**Your instructions:** Pictures don't belong in the copy; print all the records exactly.

┏━━

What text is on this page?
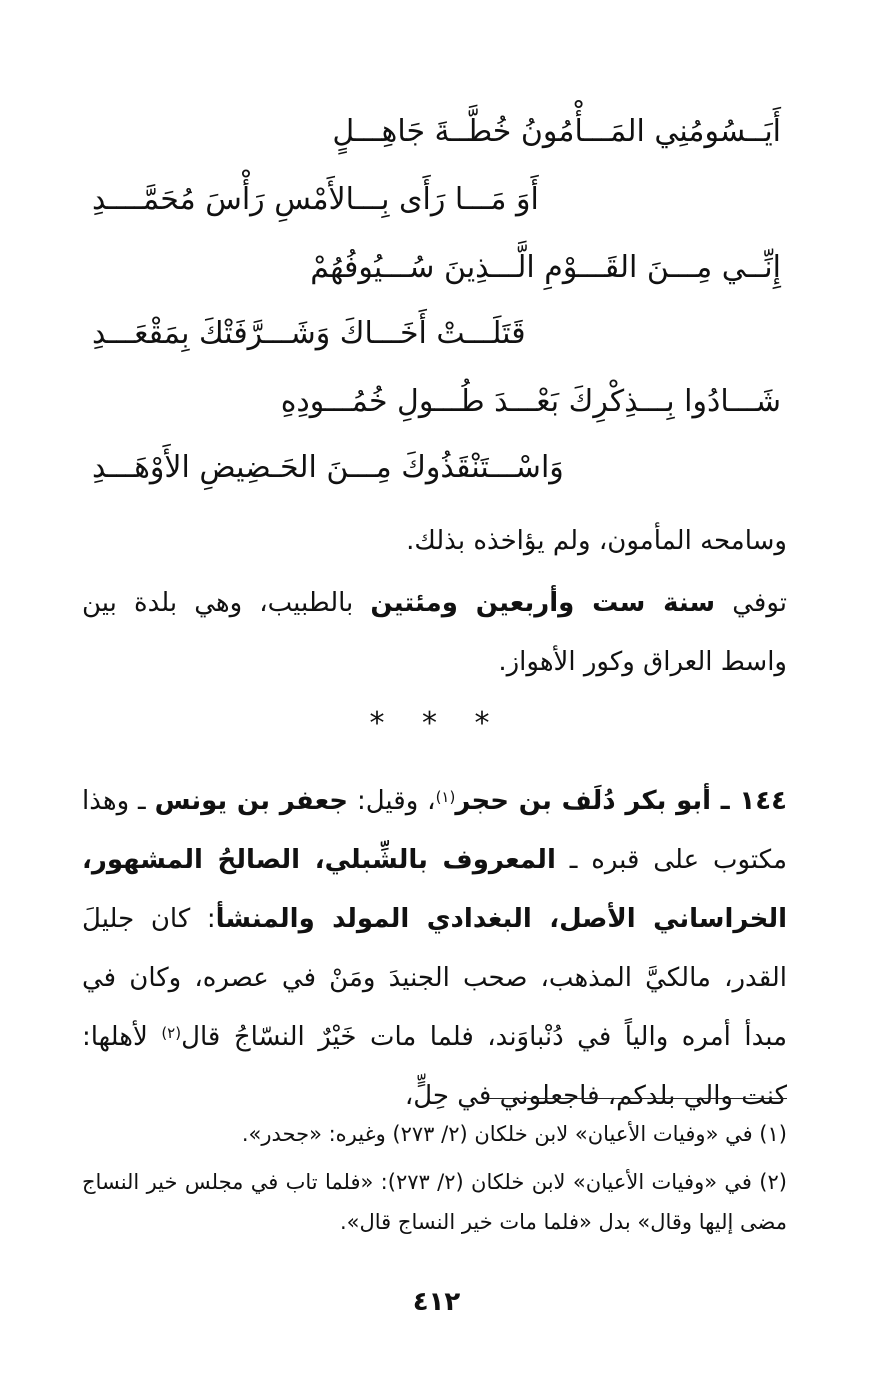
أَيَــسُومُنِي المَـــأْمُونُ خُطَّــةَ جَاهِـــلٍ
أَوَ مَـــا رَأَى بِـــالأَمْسِ رَأْسَ مُحَمَّــــدِ
إِنِّــي مِـــنَ القَـــوْمِ الَّـــذِينَ سُـــيُوفُهُمْ
قَتَلَـــتْ أَخَـــاكَ وَشَـــرَّفَتْكَ بِمَقْعَـــدِ
شَـــادُوا بِـــذِكْرِكَ بَعْـــدَ طُـــولِ خُمُـــودِهِ
وَاسْـــتَنْقَذُوكَ مِـــنَ الحَـضِيضِ الأَوْهَـــدِ
وسامحه المأمون، ولم يؤاخذه بذلك.
توفي سنة ست وأربعين ومئتين بالطبيب، وهي بلدة بين واسط العراق وكور الأهواز.
* * *
١٤٤ ـ أبو بكر دُلَف بن حجر$^{(١)}$، وقيل: جعفر بن يونس ـ وهذا مكتوب على قبره ـ المعروف بالشِّبلي، الصالحُ المشهور، الخراساني الأصل، البغدادي المولد والمنشأ: كان جليلَ القدر، مالكيَّ المذهب، صحب الجنيدَ ومَنْ في عصره، وكان في مبدأ أمره والياً في دُنْباوَند، فلما مات خَيْرٌ النسّاجُ قال$^{(٢)}$ لأهلها: كنت والي بلدكم، فاجعلوني في حِلٍّ،
(١) في «وفيات الأعيان» لابن خلكان (٢/ ٢٧٣) وغيره: «جحدر».
(٢) في «وفيات الأعيان» لابن خلكان (٢/ ٢٧٣): «فلما تاب في مجلس خير النساج مضى إليها وقال» بدل «فلما مات خير النساج قال».
٤١٢
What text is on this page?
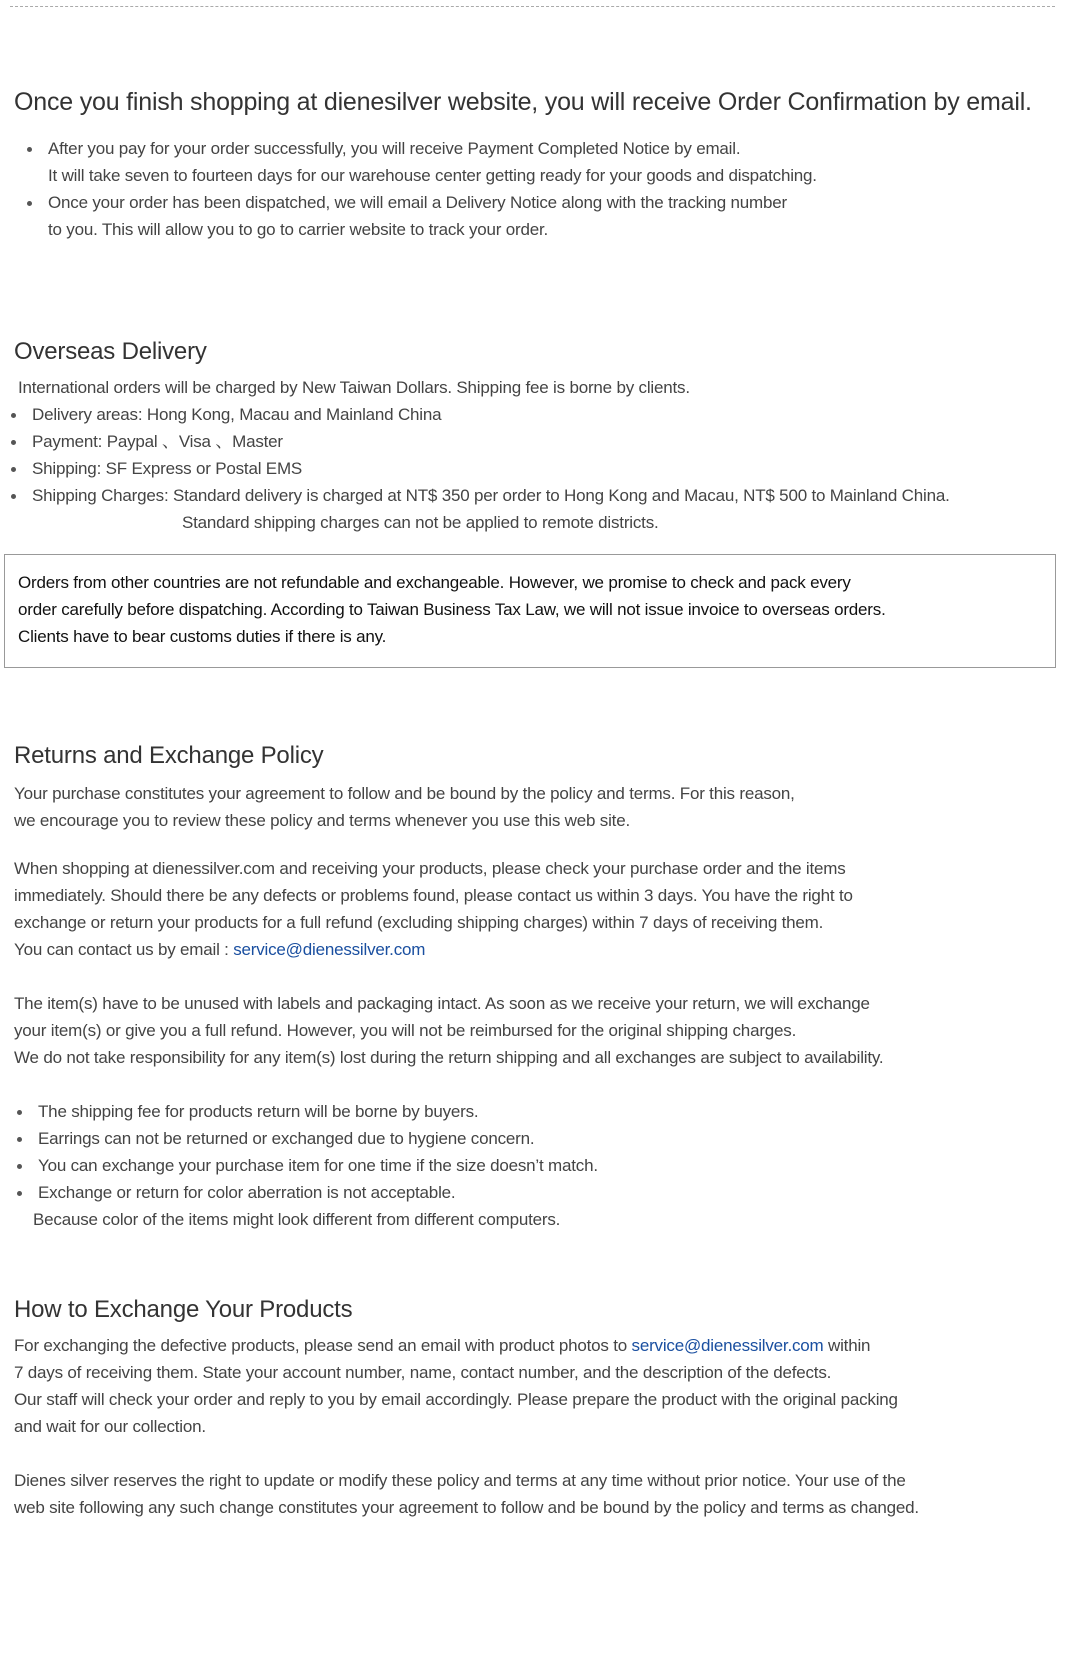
Once you finish shopping at dienesilver website, you will receive Order Confirmation by email.
After you pay for your order successfully, you will receive Payment Completed Notice by email.
It will take seven to fourteen days for our warehouse center getting ready for your goods and dispatching.
Once your order has been dispatched, we will email a Delivery Notice along with the tracking number
to you. This will allow you to go to carrier website to track your order.
Overseas Delivery
International orders will be charged by New Taiwan Dollars. Shipping fee is borne by clients.
Delivery areas: Hong Kong, Macau and Mainland China
Payment: Paypal 、Visa 、Master
Shipping: SF Express or Postal EMS
Shipping Charges: Standard delivery is charged at NT$ 350 per order to Hong Kong and Macau, NT$ 500 to Mainland China.
Standard shipping charges can not be applied to remote districts.
Orders from other countries are not refundable and exchangeable. However, we promise to check and pack every
order carefully before dispatching. According to Taiwan Business Tax Law, we will not issue invoice to overseas orders.
Clients have to bear customs duties if there is any.
Returns and Exchange Policy
Your purchase constitutes your agreement to follow and be bound by the policy and terms. For this reason,
we encourage you to review these policy and terms whenever you use this web site.
When shopping at dienessilver.com and receiving your products, please check your purchase order and the items
immediately. Should there be any defects or problems found, please contact us within 3 days. You have the right to
exchange or return your products for a full refund (excluding shipping charges) within 7 days of receiving them.
You can contact us by email : service@dienessilver.com
The item(s) have to be unused with labels and packaging intact. As soon as we receive your return, we will exchange
your item(s) or give you a full refund. However, you will not be reimbursed for the original shipping charges.
We do not take responsibility for any item(s) lost during the return shipping and all exchanges are subject to availability.
The shipping fee for products return will be borne by buyers.
Earrings can not be returned or exchanged due to hygiene concern.
You can exchange your purchase item for one time if the size doesn’t match.
Exchange or return for color aberration is not acceptable.
Because color of the items might look different from different computers.
How to Exchange Your Products
For exchanging the defective products, please send an email with product photos to service@dienessilver.com within
7 days of receiving them. State your account number, name, contact number, and the description of the defects.
Our staff will check your order and reply to you by email accordingly. Please prepare the product with the original packing
and wait for our collection.
Dienes silver reserves the right to update or modify these policy and terms at any time without prior notice. Your use of the
web site following any such change constitutes your agreement to follow and be bound by the policy and terms as changed.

┗━━

**Exercise response:**
What text is on this page?
أَيَــسُومُنِي المَـــأْمُونُ خُطَّــةَ جَاهِـــلٍ
أَوَ مَـــا رَأَى بِـــالأَمْسِ رَأْسَ مُحَمَّــــدِ
إِنِّــي مِـــنَ القَـــوْمِ الَّـــذِينَ سُـــيُوفُهُمْ
قَتَلَـــتْ أَخَـــاكَ وَشَـــرَّفَتْكَ بِمَقْعَـــدِ
شَـــادُوا بِـــذِكْرِكَ بَعْـــدَ طُـــولِ خُمُـــودِهِ
وَاسْـــتَنْقَذُوكَ مِـــنَ الحَـضِيضِ الأَوْهَـــدِ
وسامحه المأمون، ولم يؤاخذه بذلك.
توفي سنة ست وأربعين ومئتين بالطبيب، وهي بلدة بين واسط العراق وكور الأهواز.
* * *
١٤٤ ـ أبو بكر دُلَف بن حجر$^{(١)}$، وقيل: جعفر بن يونس ـ وهذا مكتوب على قبره ـ المعروف بالشِّبلي، الصالحُ المشهور، الخراساني الأصل، البغدادي المولد والمنشأ: كان جليلَ القدر، مالكيَّ المذهب، صحب الجنيدَ ومَنْ في عصره، وكان في مبدأ أمره والياً في دُنْباوَند، فلما مات خَيْرٌ النسّاجُ قال$^{(٢)}$ لأهلها: كنت والي بلدكم، فاجعلوني في حِلٍّ،
(١) في «وفيات الأعيان» لابن خلكان (٢/ ٢٧٣) وغيره: «جحدر».
(٢) في «وفيات الأعيان» لابن خلكان (٢/ ٢٧٣): «فلما تاب في مجلس خير النساج مضى إليها وقال» بدل «فلما مات خير النساج قال».
٤١٢
What text is on this page?
Once you finish shopping at dienesilver website, you will receive Order Confirmation by email.
After you pay for your order successfully, you will receive Payment Completed Notice by email.
It will take seven to fourteen days for our warehouse center getting ready for your goods and dispatching.
Once your order has been dispatched, we will email a Delivery Notice along with the tracking number
to you. This will allow you to go to carrier website to track your order.
Overseas Delivery
International orders will be charged by New Taiwan Dollars. Shipping fee is borne by clients.
Delivery areas: Hong Kong, Macau and Mainland China
Payment: Paypal 、Visa 、Master
Shipping: SF Express or Postal EMS
Shipping Charges: Standard delivery is charged at NT$ 350 per order to Hong Kong and Macau, NT$ 500 to Mainland China.
Standard shipping charges can not be applied to remote districts.
Orders from other countries are not refundable and exchangeable. However, we promise to check and pack every
order carefully before dispatching. According to Taiwan Business Tax Law, we will not issue invoice to overseas orders.
Clients have to bear customs duties if there is any.
Returns and Exchange Policy
Your purchase constitutes your agreement to follow and be bound by the policy and terms. For this reason,
we encourage you to review these policy and terms whenever you use this web site.
When shopping at dienessilver.com and receiving your products, please check your purchase order and the items
immediately. Should there be any defects or problems found, please contact us within 3 days. You have the right to
exchange or return your products for a full refund (excluding shipping charges) within 7 days of receiving them.
You can contact us by email : service@dienessilver.com
The item(s) have to be unused with labels and packaging intact. As soon as we receive your return, we will exchange
your item(s) or give you a full refund. However, you will not be reimbursed for the original shipping charges.
We do not take responsibility for any item(s) lost during the return shipping and all exchanges are subject to availability.
The shipping fee for products return will be borne by buyers.
Earrings can not be returned or exchanged due to hygiene concern.
You can exchange your purchase item for one time if the size doesn’t match.
Exchange or return for color aberration is not acceptable.
Because color of the items might look different from different computers.
How to Exchange Your Products
For exchanging the defective products, please send an email with product photos to service@dienessilver.com within
7 days of receiving them. State your account number, name, contact number, and the description of the defects.
Our staff will check your order and reply to you by email accordingly. Please prepare the product with the original packing
and wait for our collection.
Dienes silver reserves the right to update or modify these policy and terms at any time without prior notice. Your use of the
web site following any such change constitutes your agreement to follow and be bound by the policy and terms as changed.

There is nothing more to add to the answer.